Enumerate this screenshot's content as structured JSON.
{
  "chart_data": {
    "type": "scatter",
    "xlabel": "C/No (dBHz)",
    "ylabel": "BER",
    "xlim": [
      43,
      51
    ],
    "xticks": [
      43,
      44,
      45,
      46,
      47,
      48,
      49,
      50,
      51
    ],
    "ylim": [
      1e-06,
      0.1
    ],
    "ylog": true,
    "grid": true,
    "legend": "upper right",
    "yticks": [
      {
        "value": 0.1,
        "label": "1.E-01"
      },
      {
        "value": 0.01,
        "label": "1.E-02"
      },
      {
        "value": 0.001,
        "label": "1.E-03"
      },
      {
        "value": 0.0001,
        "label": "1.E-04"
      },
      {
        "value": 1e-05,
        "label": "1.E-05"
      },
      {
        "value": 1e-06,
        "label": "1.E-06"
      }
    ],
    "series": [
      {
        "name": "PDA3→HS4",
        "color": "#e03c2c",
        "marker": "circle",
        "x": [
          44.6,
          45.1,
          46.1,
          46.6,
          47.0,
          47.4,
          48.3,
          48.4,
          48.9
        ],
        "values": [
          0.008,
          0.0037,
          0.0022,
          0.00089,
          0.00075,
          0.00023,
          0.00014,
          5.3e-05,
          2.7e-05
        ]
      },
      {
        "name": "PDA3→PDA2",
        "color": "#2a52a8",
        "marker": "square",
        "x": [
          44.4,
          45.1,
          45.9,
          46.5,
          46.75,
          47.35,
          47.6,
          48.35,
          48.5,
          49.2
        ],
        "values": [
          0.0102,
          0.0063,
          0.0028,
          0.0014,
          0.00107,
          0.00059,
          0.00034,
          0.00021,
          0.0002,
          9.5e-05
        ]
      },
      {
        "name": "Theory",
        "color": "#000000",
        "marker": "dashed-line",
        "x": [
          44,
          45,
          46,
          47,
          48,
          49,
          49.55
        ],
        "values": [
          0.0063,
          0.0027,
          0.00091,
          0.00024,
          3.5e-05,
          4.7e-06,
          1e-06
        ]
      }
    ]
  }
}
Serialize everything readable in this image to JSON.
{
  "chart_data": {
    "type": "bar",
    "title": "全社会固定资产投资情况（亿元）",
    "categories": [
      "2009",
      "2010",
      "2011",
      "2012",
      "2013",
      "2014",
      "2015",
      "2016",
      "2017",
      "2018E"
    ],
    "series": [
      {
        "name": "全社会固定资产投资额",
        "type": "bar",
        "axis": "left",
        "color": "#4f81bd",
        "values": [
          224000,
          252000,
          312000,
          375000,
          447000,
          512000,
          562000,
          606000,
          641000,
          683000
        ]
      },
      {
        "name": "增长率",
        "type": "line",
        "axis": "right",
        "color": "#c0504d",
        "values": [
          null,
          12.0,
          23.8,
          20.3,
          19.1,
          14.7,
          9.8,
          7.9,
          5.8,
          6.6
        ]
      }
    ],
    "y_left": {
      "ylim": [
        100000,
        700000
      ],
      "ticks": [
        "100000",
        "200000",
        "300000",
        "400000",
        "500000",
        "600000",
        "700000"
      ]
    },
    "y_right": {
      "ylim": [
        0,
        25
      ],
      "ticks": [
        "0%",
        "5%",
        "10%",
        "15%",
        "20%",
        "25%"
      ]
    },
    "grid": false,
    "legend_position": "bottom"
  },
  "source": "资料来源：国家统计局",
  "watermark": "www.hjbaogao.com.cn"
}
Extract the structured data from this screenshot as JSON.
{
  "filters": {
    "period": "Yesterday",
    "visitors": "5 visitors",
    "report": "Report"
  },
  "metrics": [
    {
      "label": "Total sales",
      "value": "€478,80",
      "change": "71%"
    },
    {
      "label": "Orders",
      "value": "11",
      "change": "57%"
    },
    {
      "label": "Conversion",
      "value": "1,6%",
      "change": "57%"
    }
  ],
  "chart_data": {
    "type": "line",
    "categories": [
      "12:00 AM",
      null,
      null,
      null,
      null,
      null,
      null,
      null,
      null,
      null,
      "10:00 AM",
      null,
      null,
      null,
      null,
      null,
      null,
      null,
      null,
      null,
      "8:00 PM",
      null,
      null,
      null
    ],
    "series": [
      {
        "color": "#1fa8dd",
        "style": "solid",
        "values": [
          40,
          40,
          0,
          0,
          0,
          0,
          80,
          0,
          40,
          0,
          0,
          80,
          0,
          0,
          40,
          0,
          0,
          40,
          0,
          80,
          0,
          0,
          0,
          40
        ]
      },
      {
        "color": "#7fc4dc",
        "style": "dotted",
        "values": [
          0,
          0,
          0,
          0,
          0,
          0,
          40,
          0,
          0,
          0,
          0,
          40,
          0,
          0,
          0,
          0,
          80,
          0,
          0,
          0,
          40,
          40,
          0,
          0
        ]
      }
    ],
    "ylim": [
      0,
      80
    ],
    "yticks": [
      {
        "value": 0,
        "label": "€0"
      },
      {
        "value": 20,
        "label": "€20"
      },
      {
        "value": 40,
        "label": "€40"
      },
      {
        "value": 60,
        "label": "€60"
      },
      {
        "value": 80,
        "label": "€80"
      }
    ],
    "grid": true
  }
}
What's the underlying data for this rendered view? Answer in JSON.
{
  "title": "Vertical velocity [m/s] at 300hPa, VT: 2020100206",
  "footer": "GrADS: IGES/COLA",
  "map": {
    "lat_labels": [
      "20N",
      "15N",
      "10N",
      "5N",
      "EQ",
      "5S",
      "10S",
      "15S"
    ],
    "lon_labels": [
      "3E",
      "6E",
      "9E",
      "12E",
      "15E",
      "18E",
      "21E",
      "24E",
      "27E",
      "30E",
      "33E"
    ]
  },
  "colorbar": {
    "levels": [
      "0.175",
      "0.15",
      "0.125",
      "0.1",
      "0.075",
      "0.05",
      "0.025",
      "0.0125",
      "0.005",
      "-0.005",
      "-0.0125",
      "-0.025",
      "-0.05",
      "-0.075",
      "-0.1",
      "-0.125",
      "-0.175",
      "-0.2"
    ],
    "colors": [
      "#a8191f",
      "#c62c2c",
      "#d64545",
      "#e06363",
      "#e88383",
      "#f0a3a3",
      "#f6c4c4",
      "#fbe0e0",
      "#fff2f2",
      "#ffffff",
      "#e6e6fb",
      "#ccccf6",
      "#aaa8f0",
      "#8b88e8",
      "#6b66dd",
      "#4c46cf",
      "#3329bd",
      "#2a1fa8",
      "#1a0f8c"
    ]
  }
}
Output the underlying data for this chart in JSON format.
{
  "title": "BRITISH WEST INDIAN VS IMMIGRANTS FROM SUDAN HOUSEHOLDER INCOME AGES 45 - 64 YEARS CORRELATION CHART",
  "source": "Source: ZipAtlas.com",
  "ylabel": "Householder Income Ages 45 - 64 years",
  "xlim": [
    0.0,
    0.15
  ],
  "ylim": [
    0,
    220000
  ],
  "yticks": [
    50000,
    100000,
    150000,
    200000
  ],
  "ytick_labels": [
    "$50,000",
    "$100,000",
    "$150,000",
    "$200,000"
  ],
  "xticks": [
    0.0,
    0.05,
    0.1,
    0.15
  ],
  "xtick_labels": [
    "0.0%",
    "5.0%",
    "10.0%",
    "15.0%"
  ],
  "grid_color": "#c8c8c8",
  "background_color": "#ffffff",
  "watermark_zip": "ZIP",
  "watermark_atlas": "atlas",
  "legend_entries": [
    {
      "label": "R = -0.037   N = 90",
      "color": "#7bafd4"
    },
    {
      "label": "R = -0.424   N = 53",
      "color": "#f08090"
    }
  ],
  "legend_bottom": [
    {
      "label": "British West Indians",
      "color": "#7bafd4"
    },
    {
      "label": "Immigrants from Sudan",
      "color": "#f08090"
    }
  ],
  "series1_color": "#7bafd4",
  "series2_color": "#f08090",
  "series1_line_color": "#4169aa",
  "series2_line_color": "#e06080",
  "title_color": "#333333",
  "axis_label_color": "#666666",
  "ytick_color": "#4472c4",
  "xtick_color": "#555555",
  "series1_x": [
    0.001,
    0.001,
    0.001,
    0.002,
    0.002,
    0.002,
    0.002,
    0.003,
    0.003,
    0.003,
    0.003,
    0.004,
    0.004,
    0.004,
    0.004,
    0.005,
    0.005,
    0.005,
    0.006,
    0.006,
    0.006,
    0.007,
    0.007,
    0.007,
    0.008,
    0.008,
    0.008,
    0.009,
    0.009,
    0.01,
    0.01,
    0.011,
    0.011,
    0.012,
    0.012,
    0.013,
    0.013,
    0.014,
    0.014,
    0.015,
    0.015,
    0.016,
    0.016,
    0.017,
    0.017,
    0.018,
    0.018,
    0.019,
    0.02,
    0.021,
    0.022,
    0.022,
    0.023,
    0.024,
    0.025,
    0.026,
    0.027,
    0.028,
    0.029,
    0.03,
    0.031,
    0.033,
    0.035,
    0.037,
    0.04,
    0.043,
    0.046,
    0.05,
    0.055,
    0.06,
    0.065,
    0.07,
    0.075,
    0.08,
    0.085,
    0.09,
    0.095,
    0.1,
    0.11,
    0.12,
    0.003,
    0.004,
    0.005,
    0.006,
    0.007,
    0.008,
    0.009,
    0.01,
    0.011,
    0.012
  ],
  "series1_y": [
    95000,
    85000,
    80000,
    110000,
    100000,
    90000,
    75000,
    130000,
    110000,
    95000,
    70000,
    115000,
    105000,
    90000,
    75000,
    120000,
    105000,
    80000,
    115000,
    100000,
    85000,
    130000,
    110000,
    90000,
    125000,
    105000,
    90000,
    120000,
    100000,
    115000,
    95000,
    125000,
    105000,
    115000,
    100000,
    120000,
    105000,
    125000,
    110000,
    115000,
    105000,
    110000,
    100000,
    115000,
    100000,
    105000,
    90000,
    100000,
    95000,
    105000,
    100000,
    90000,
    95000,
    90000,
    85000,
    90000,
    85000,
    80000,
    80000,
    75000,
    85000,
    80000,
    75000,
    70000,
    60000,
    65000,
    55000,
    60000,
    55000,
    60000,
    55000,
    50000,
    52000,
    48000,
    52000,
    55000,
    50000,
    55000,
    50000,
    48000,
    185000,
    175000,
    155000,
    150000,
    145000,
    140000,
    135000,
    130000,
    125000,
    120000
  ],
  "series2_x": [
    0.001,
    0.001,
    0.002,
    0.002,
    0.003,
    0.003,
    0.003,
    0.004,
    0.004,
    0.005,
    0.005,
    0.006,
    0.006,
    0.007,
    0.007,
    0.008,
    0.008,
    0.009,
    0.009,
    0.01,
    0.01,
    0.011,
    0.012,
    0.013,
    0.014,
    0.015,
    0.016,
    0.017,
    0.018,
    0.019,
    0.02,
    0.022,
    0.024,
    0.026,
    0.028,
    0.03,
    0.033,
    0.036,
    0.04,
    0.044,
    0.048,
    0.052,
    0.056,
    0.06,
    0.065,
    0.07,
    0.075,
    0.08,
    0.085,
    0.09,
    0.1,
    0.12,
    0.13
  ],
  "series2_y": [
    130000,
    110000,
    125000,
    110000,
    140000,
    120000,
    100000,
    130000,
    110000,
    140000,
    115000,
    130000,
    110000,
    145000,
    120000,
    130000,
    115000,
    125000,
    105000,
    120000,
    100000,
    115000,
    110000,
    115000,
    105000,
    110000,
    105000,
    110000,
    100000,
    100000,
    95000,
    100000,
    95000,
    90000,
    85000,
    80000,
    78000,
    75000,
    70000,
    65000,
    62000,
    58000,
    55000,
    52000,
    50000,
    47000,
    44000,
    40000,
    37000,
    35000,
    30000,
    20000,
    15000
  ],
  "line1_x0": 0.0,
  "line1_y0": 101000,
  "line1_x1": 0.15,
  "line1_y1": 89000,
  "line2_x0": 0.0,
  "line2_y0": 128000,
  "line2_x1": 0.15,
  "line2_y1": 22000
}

DO THIS :: Pull out each line of the listing that holds the string "structured".

EXERCISE ANSWER ::
Enumerate this screenshot's content as structured JSON.
Extract the structured data from this screenshot as JSON.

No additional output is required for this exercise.